• **Textauszug**
+ + + +

Der Bildersturm erfasste zur Zeit der Reformation die ganze neugläubige Schweiz und war stark vom Beispiel Zürichs geprägt. Im Einflussbereich des Zwinglianismus, der sich bis in den süddeutschen und elsässischen Raum erstreckte, wurden Bilder so systematisch entfernt wie nirgendwo sonst in dieser Zeit. Ausgehend von Genf war der Calvinismus Träger einer zweiten Welle des Bildersturms, die vor allem Frankreich und die Niederlande stark beeinflusste.

Bildersturm als religiös motiviertes revolutionäres, unkontrolliertes Wüten der Volksmassen gab es in der Schweiz nur vier bis fünf Mal, und zwar immer unter ausserordentlichen politischen und sozialen Bedingungen: Der Ittingersturm 1524 war Ausdruck des bäuerlichen Protests gegen die ungerechte Behandlung des reformierten Prädikanten durch den katholischen Landvogt im Thurgau. In Basel 1529 war der Bildersturm Teil der damaligen Zunftrevolution. Die Verwüstungen der Abtei St. Gallen und der Stiftskirche in Neuenburg zielten jeweils symbolisch auf die bestehende Herrschaft. Auch der begrenzte Bildersturm in der katholisch gebliebenen Stadt Solothurn war Teil eines gewaltsamen Umsturzversuchs. Grundsätzlich gilt es demnach zu unterscheiden zwischen den vielen frühen Einzelaktionen, den zahlenmässig dominierenden, von der Obrigkeit verordneten Ausräumaktionen sowie den wenigen eigentlichen Bilderstürmen.

+ + + +

• **Vorliegende Auflistung**
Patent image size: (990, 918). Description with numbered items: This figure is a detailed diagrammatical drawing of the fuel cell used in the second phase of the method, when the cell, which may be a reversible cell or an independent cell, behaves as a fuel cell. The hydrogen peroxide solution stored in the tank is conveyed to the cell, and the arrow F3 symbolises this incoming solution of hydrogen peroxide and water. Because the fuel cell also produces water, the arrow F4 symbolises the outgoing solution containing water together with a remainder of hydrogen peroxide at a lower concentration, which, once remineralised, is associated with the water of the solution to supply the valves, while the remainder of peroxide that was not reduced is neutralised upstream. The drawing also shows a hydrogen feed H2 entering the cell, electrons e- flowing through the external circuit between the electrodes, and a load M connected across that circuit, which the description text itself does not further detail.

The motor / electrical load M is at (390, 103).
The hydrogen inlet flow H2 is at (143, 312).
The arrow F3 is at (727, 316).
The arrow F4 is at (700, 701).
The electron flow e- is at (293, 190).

+ + + +

• **Zu erledigende Aufgaben**
1) Schreiben Sie aus dem Textauszug zum Bildersturm den Abschnitt ab, der mit den Worten "Der Bildersturm erfasste" beginnt und mit "Niederlande stark beeinflusste." endet.
2) Wandeln Sie sämtliche Zeilen der Auflistung in eine Markdown-Tabelle mit den Spalten Nummer und Zeile um. Leere Zeilen lassen Sie dabei weg.

• **Ausgearbeitete Lösungen**
1)
Der Bildersturm erfasste zur Zeit der Reformation die ganze neugläubige Schweiz und war stark vom Beispiel Zürichs geprägt. Im Einflussbereich des Zwinglianismus, der sich bis in den süddeutschen und elsässischen Raum erstreckte, wurden Bilder so systematisch entfernt wie nirgendwo sonst in dieser Zeit. Ausgehend von Genf war der Calvinismus Träger einer zweiten Welle des Bildersturms, die vor allem Frankreich und die Niederlande stark beeinflusste.

2)
| Nummer | Zeile |
|---|---|
| 1 | Patent image size: (990, 918). Description with numbered items: This figure is a detailed diagrammatical drawing of the fuel cell used in the second phase of the method, when the cell, which may be a reversible cell or an independent cell, behaves as a fuel cell. The hydrogen peroxide solution stored in the tank is conveyed to the cell, and the arrow F3 symbolises this incoming solution of hydrogen peroxide and water. Because the fuel cell also produces water, the arrow F4 symbolises the outgoing solution containing water together with a remainder of hydrogen peroxide at a lower concentration, which, once remineralised, is associated with the water of the solution to supply the valves, while the remainder of peroxide that was not reduced is neutralised upstream. The drawing also shows a hydrogen feed H2 entering the cell, electrons e- flowing through the external circuit between the electrodes, and a load M connected across that circuit, which the description text itself does not further detail. |
| 2 | The motor / electrical load M is at (390, 103). |
| 3 | The hydrogen inlet flow H2 is at (143, 312). |
| 4 | The arrow F3 is at (727, 316). |
| 5 | The arrow F4 is at (700, 701). |
| 6 | The electron flow e- is at (293, 190). |